== The problem ==
State how many lines of the records contain the string "sričiai", and give no other information.

== Exercise materials ==
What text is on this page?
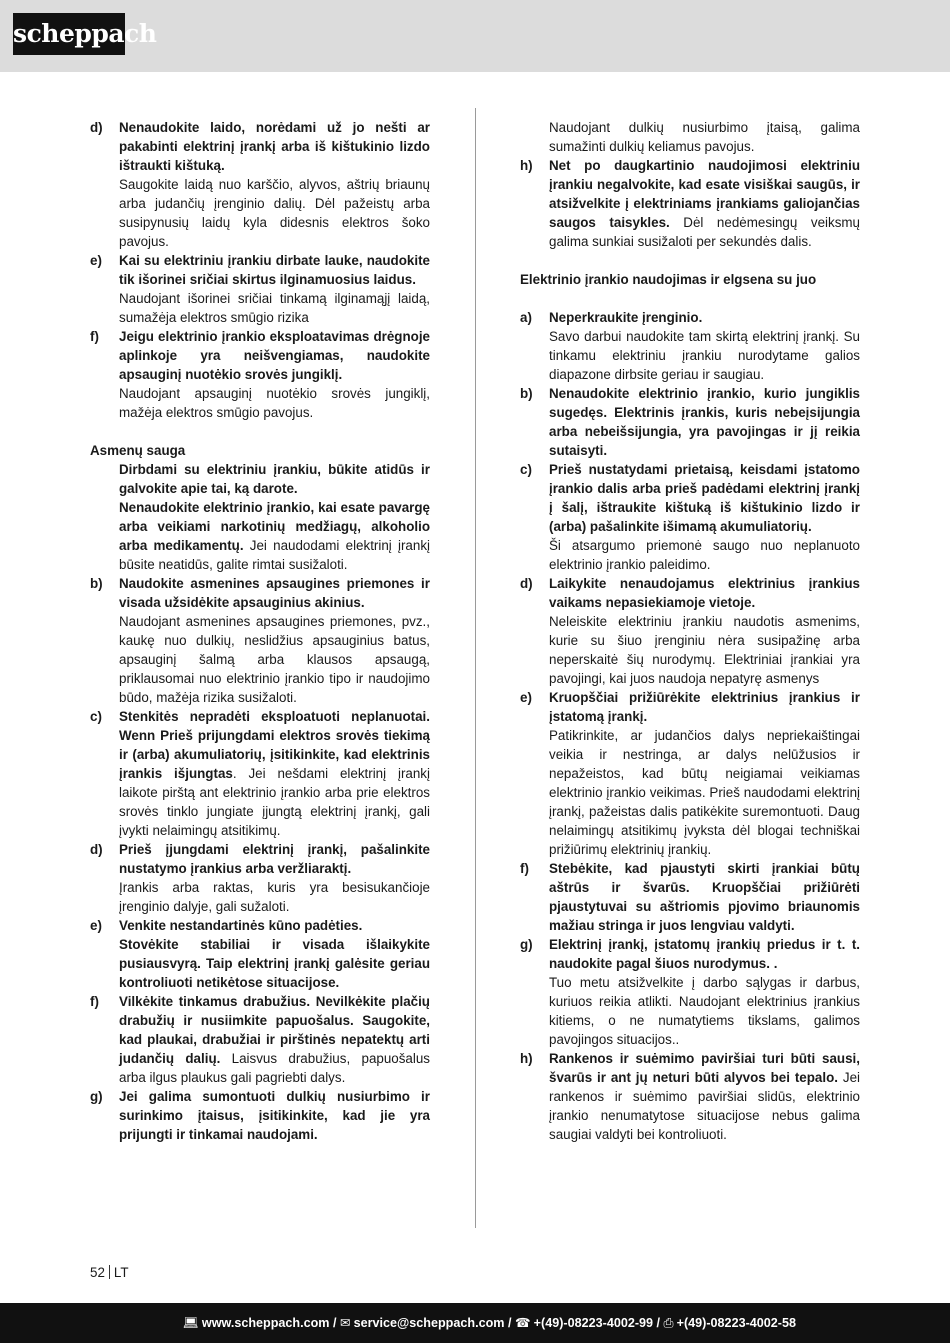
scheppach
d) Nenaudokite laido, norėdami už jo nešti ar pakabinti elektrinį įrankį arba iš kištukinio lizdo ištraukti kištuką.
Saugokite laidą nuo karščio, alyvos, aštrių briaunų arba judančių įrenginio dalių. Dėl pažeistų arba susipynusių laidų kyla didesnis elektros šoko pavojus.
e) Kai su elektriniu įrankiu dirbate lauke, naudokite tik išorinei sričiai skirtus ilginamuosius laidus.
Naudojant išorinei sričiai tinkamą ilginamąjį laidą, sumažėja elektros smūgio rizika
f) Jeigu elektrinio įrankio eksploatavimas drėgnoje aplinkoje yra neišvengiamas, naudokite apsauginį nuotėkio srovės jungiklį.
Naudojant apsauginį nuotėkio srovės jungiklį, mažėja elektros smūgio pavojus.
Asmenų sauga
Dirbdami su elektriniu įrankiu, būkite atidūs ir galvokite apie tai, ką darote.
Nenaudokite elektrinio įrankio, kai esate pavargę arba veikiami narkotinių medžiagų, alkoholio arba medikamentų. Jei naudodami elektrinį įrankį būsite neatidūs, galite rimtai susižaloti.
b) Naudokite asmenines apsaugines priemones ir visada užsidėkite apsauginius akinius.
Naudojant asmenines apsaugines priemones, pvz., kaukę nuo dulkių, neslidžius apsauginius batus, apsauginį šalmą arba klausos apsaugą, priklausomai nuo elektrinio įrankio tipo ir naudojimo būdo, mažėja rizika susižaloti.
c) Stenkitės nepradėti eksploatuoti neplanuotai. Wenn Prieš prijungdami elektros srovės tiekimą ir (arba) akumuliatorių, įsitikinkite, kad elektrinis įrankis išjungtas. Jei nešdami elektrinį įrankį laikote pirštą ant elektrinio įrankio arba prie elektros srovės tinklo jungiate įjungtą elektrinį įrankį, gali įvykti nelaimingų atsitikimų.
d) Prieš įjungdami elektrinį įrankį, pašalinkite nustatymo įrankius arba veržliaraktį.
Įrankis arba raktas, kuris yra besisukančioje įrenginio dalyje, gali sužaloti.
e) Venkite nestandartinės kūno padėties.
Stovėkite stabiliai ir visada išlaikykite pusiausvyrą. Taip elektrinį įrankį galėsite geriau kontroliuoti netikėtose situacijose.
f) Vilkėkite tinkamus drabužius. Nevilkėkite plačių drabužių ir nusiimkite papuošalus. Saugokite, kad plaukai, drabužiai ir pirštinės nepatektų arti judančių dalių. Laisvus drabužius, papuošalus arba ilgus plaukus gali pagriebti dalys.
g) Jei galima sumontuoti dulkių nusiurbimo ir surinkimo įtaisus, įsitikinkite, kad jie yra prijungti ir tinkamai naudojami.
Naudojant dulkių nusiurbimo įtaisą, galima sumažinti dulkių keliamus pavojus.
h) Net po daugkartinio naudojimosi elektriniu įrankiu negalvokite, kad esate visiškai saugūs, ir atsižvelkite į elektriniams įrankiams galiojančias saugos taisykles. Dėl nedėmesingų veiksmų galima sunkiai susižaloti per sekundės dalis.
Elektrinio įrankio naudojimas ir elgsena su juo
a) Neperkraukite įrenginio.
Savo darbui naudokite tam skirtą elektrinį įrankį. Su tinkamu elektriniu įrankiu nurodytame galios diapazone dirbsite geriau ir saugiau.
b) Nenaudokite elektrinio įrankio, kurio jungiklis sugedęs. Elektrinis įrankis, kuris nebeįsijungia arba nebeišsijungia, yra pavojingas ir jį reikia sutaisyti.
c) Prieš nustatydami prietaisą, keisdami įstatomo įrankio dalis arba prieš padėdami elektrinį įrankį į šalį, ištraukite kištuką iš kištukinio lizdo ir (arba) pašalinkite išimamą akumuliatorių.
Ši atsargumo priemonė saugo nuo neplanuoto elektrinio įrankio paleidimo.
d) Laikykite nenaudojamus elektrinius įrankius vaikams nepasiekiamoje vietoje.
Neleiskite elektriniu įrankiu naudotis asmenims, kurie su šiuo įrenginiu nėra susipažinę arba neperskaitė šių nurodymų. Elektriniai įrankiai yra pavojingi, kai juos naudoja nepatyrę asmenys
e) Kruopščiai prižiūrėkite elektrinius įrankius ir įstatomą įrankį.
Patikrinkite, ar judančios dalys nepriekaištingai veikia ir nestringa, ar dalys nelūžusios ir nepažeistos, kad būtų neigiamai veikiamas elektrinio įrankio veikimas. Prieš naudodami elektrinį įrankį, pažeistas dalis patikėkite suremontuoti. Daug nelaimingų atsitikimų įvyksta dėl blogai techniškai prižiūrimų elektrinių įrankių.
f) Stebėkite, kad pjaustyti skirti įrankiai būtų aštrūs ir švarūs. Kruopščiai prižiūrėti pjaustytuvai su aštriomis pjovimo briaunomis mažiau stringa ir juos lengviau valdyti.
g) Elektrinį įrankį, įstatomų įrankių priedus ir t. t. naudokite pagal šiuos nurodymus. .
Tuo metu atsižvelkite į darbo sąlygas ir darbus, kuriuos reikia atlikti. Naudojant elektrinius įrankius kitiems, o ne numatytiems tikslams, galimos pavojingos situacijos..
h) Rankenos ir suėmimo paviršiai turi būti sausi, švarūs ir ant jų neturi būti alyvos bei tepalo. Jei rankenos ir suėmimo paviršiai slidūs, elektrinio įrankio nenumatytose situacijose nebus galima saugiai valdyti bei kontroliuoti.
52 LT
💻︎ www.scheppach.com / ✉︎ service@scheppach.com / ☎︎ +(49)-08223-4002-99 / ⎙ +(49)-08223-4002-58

== Result for this exercise ==
2